**What is being asked**.
Only the number is wanted: how many lines of the data contain "Length"?

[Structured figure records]
-=-=-
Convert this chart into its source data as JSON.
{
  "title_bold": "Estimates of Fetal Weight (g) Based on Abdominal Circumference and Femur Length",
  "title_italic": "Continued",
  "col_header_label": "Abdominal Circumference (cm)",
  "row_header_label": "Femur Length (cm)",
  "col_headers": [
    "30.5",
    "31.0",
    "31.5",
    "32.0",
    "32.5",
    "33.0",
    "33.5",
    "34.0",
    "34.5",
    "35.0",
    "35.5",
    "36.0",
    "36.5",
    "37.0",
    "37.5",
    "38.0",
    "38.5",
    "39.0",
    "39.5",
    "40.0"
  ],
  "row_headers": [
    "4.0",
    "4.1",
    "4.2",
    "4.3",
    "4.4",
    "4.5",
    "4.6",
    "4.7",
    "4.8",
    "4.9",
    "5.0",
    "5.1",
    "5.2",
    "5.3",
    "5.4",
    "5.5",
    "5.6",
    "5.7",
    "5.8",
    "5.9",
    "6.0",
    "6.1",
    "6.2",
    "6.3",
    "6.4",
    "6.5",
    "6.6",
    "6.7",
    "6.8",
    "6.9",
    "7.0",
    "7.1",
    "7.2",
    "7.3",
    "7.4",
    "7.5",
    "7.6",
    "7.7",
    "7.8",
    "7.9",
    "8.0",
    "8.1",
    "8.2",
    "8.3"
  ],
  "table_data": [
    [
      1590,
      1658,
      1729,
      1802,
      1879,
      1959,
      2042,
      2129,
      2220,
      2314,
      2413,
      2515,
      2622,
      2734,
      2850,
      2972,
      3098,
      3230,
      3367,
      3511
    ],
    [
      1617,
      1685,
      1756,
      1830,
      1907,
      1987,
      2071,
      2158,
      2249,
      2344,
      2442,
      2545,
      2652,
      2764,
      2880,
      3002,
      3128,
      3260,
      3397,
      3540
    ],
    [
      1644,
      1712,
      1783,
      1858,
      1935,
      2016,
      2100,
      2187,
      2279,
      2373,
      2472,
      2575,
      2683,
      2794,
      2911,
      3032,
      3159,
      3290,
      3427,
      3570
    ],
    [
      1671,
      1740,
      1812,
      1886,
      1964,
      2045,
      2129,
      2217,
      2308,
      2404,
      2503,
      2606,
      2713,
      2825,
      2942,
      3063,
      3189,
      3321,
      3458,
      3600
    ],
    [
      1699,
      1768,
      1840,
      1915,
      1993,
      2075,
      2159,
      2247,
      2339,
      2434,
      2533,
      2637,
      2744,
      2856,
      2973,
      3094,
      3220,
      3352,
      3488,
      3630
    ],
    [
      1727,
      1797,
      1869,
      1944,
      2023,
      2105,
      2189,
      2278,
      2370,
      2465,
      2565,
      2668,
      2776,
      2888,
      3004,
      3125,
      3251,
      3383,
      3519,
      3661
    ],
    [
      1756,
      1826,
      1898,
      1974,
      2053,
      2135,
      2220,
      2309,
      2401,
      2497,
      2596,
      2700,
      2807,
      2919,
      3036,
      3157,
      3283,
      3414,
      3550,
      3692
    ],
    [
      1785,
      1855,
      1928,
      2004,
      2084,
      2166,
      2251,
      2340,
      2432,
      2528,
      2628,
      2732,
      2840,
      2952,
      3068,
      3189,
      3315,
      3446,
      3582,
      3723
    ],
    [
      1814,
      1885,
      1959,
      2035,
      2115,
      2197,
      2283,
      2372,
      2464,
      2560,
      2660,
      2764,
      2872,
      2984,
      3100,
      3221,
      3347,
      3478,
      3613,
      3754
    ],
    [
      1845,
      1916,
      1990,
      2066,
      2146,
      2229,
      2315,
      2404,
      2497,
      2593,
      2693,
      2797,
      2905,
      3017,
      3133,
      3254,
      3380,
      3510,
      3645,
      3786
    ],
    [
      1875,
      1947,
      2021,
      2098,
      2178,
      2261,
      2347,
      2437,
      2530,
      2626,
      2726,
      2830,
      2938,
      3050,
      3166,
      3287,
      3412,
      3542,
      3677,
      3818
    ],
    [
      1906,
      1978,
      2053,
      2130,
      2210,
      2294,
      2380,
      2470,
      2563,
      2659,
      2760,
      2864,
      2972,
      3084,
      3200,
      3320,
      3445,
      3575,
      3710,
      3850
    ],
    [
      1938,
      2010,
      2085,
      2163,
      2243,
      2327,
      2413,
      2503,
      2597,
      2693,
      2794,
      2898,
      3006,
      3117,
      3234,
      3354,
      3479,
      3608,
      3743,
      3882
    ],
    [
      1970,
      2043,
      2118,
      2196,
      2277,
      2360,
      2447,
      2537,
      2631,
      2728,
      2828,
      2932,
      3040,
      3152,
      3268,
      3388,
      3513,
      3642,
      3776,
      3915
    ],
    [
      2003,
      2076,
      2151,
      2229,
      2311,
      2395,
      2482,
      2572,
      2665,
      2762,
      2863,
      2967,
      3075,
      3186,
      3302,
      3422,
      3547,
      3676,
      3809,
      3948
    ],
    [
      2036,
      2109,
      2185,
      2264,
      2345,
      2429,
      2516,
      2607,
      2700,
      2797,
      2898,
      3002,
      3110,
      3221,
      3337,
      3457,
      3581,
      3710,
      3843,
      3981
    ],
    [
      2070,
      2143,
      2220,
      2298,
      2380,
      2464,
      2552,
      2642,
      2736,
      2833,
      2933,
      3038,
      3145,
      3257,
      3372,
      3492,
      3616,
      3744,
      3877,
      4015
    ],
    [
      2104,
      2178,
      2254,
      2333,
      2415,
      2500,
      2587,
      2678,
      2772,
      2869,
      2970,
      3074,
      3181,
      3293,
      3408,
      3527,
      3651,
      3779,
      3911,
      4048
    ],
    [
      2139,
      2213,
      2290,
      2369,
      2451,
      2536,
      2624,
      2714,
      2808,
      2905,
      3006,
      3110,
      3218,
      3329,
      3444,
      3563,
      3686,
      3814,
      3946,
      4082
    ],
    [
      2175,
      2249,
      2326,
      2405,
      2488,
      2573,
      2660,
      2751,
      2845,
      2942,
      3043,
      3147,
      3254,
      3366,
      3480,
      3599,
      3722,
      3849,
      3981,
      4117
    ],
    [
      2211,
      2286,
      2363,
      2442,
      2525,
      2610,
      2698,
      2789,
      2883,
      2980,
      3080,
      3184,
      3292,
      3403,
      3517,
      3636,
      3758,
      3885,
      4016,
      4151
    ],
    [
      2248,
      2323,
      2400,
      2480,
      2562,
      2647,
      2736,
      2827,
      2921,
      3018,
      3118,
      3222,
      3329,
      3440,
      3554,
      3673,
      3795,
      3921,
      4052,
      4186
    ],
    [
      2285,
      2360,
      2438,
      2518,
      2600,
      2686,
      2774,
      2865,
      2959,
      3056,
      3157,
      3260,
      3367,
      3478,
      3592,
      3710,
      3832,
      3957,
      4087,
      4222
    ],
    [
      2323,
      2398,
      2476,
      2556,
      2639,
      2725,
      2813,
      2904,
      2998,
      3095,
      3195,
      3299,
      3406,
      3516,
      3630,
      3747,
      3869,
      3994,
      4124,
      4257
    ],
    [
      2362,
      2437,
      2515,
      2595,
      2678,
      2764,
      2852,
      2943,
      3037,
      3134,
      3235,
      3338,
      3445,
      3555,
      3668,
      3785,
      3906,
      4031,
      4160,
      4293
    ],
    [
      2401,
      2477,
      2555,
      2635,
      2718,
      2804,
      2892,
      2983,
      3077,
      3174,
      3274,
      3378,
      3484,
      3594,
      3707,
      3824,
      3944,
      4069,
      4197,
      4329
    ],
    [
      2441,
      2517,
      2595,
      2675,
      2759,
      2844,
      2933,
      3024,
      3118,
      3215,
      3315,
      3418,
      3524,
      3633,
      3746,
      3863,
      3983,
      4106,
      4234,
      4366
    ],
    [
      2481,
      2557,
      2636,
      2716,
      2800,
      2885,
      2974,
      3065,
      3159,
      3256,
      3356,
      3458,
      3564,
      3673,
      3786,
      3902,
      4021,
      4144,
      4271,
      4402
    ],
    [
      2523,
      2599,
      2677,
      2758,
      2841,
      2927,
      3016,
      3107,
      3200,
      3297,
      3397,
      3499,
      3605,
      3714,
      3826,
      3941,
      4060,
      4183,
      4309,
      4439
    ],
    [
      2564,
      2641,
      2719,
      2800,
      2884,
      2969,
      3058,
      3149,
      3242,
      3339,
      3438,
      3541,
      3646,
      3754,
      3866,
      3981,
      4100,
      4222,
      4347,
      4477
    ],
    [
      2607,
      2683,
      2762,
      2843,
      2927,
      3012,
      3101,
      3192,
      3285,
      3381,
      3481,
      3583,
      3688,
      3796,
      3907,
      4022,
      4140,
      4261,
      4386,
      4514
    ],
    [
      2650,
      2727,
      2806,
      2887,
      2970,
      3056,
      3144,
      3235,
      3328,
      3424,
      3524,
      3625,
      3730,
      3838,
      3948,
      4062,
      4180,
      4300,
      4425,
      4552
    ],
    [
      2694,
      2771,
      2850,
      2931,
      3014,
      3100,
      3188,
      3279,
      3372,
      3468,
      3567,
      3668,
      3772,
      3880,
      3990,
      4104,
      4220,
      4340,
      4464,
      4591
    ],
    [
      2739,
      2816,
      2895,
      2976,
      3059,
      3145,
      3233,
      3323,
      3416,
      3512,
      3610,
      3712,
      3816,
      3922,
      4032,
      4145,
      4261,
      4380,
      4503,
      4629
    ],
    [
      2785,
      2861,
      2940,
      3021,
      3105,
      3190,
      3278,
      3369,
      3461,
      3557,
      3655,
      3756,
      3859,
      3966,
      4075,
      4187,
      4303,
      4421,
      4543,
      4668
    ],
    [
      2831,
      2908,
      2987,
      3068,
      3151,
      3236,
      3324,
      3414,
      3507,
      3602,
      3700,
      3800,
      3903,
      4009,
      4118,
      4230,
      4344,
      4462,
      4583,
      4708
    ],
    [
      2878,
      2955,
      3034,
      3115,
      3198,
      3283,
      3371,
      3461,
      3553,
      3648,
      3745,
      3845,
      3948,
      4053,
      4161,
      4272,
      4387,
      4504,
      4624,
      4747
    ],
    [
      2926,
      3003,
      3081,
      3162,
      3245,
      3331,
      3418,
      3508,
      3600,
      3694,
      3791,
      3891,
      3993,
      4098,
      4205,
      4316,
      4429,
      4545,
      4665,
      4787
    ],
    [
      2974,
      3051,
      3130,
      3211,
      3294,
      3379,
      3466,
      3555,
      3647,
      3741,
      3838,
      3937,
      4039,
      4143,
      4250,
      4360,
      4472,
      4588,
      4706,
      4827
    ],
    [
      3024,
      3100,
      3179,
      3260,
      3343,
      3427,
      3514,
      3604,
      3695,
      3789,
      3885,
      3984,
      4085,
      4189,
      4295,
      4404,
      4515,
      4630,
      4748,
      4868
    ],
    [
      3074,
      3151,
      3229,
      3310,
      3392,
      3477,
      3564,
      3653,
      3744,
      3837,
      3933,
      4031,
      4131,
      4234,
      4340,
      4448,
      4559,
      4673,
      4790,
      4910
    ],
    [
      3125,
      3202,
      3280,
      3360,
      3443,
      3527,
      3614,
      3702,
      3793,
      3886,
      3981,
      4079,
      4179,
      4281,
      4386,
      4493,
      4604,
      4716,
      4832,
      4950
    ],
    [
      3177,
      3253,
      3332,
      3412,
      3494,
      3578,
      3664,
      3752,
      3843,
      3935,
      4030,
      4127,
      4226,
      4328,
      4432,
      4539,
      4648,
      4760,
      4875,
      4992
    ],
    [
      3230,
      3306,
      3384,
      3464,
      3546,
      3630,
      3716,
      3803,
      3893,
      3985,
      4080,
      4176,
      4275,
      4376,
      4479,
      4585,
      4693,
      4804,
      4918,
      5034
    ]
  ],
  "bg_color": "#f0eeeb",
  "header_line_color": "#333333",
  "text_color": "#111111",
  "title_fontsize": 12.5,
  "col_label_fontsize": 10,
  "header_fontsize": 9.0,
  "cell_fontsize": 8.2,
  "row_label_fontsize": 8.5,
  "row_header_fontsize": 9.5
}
-=-=-
**Answer to this exercise**.
2